EXERCISE DETAILS ->
Work out how many lines of the listing hold "dSTEC", then state only that count.

RECORD EXTRACTS ->
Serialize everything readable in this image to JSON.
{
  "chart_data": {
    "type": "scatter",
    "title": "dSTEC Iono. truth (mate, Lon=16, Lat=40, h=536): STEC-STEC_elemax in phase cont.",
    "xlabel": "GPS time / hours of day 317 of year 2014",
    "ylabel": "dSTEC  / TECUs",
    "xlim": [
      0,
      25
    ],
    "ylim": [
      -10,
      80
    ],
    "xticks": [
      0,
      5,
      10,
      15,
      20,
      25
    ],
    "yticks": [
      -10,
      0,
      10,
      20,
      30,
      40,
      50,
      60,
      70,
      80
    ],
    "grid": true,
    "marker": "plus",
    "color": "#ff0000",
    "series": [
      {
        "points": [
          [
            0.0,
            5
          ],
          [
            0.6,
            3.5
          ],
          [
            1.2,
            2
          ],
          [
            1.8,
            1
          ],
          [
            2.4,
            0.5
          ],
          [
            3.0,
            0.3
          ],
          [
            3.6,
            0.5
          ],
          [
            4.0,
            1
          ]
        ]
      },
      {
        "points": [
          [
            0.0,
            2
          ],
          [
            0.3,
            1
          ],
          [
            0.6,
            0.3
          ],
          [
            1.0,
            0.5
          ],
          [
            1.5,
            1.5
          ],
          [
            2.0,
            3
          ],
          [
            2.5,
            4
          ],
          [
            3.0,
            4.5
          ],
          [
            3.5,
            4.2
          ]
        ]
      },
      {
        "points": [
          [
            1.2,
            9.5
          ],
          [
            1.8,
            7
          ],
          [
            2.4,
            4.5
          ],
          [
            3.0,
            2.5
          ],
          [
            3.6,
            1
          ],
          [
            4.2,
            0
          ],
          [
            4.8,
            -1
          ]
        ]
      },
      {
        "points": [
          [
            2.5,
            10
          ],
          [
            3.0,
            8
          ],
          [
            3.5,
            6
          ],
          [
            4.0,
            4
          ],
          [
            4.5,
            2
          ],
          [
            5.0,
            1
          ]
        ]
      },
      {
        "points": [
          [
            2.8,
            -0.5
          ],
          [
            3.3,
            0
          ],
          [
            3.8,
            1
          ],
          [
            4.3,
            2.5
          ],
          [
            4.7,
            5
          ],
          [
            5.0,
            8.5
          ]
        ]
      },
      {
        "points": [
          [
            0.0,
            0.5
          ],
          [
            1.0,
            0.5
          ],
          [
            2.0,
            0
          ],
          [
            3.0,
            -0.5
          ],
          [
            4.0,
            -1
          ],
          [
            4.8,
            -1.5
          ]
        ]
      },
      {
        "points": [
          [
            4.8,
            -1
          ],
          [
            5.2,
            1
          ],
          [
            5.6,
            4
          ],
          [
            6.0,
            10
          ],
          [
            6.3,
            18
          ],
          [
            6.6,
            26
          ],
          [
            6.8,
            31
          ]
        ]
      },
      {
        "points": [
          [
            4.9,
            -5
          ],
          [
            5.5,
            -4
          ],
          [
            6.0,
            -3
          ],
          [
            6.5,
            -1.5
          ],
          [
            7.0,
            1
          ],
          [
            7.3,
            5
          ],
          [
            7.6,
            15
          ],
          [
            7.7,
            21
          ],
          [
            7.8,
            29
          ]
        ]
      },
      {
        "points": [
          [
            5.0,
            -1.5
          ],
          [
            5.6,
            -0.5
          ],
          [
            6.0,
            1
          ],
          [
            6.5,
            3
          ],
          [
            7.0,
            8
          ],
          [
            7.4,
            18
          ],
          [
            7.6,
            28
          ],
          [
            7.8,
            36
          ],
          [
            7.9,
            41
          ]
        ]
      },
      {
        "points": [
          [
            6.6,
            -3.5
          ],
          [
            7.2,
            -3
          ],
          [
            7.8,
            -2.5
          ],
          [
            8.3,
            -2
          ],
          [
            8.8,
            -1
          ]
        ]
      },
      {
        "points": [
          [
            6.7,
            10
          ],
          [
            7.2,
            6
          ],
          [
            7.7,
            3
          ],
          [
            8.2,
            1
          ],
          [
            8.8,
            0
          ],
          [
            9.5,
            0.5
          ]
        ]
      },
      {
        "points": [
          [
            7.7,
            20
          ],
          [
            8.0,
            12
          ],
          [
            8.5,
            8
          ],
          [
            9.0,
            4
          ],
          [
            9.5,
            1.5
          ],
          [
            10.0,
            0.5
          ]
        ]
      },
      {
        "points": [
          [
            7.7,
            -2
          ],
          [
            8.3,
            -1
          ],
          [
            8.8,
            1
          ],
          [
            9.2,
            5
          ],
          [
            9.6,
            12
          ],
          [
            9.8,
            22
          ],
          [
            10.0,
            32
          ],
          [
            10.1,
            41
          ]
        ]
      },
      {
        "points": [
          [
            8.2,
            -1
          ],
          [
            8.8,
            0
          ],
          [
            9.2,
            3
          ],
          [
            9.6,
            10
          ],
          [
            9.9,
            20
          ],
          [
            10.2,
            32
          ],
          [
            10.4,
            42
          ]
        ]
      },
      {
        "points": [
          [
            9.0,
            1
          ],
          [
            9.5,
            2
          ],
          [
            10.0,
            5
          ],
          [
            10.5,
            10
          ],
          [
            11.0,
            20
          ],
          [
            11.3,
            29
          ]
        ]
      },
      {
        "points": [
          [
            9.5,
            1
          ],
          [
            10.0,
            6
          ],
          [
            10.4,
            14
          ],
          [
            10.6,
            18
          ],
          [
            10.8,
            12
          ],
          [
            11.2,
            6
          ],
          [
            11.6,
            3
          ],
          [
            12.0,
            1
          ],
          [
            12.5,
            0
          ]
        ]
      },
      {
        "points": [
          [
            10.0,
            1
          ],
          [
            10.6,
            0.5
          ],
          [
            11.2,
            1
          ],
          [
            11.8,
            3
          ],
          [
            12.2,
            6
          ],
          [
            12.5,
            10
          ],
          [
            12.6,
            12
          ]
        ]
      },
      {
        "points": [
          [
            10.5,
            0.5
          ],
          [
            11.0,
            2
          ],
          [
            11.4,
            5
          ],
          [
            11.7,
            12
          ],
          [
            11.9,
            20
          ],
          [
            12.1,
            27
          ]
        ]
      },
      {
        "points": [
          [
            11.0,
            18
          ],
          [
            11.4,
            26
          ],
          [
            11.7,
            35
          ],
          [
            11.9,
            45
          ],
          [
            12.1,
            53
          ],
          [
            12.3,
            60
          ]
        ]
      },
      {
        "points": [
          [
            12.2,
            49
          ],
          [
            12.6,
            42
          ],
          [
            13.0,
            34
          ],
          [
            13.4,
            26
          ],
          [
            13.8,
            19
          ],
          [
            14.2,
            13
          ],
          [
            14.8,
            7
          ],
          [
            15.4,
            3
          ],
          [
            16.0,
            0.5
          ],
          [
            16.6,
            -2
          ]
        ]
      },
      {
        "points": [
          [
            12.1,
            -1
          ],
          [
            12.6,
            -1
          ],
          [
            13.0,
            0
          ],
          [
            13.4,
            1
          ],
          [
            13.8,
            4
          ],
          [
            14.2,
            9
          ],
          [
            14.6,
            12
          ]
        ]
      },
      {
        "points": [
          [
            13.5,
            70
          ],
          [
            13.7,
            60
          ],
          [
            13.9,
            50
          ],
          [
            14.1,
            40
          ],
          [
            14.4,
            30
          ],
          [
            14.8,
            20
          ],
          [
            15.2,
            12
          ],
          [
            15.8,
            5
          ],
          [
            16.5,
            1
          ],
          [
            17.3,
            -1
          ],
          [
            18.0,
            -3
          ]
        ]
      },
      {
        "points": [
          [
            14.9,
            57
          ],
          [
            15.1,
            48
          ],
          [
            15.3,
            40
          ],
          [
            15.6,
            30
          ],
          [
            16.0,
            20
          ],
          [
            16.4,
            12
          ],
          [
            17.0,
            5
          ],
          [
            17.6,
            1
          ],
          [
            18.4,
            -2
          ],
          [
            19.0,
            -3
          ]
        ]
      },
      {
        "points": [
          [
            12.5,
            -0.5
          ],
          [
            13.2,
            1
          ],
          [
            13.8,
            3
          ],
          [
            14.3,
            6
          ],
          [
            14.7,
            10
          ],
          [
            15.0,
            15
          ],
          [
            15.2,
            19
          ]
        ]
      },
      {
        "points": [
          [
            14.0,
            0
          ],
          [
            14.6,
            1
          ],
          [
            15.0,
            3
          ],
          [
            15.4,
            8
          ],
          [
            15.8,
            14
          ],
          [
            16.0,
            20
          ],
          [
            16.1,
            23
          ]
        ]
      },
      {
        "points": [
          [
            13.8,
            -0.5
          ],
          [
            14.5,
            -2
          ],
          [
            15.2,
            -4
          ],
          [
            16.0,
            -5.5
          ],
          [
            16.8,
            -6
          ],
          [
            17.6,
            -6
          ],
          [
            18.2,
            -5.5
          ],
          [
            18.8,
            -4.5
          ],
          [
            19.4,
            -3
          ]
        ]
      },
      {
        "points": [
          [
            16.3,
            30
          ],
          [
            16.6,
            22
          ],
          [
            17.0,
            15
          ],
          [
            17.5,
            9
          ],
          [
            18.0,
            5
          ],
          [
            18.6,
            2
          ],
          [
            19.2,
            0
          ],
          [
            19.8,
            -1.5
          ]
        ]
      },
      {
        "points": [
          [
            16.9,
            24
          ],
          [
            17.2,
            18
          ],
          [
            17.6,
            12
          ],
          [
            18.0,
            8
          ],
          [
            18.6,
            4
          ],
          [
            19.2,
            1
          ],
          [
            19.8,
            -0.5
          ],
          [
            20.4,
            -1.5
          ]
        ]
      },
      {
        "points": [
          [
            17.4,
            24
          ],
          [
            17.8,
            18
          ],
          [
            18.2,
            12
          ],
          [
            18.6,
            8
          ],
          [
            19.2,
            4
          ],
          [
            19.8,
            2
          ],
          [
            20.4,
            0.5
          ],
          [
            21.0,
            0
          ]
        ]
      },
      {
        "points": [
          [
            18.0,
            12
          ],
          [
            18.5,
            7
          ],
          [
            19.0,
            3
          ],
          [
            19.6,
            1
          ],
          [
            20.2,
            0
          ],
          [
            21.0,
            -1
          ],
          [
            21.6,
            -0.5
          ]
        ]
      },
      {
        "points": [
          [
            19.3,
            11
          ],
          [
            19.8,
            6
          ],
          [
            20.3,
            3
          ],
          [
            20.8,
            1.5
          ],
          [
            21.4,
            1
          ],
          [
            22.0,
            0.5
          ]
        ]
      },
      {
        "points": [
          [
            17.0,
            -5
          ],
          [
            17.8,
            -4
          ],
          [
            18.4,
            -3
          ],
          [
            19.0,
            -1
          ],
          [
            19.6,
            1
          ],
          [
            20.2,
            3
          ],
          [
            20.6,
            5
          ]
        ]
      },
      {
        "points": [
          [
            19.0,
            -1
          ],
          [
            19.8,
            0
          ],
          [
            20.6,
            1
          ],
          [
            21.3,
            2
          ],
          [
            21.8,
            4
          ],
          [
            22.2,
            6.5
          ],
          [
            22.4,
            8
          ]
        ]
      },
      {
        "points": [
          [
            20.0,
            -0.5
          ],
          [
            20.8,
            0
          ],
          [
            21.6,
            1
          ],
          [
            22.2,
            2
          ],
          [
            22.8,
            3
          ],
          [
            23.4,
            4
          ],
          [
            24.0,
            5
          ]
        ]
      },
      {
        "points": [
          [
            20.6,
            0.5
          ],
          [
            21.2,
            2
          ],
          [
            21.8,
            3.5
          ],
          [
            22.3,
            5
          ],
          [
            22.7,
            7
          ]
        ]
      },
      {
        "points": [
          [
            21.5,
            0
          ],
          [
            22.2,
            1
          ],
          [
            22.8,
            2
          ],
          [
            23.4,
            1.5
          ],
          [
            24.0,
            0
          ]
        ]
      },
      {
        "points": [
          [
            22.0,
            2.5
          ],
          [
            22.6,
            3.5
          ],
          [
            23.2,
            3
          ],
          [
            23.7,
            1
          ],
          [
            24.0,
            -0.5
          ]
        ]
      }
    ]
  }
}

SOLUTION TO THE EXERCISE ->
2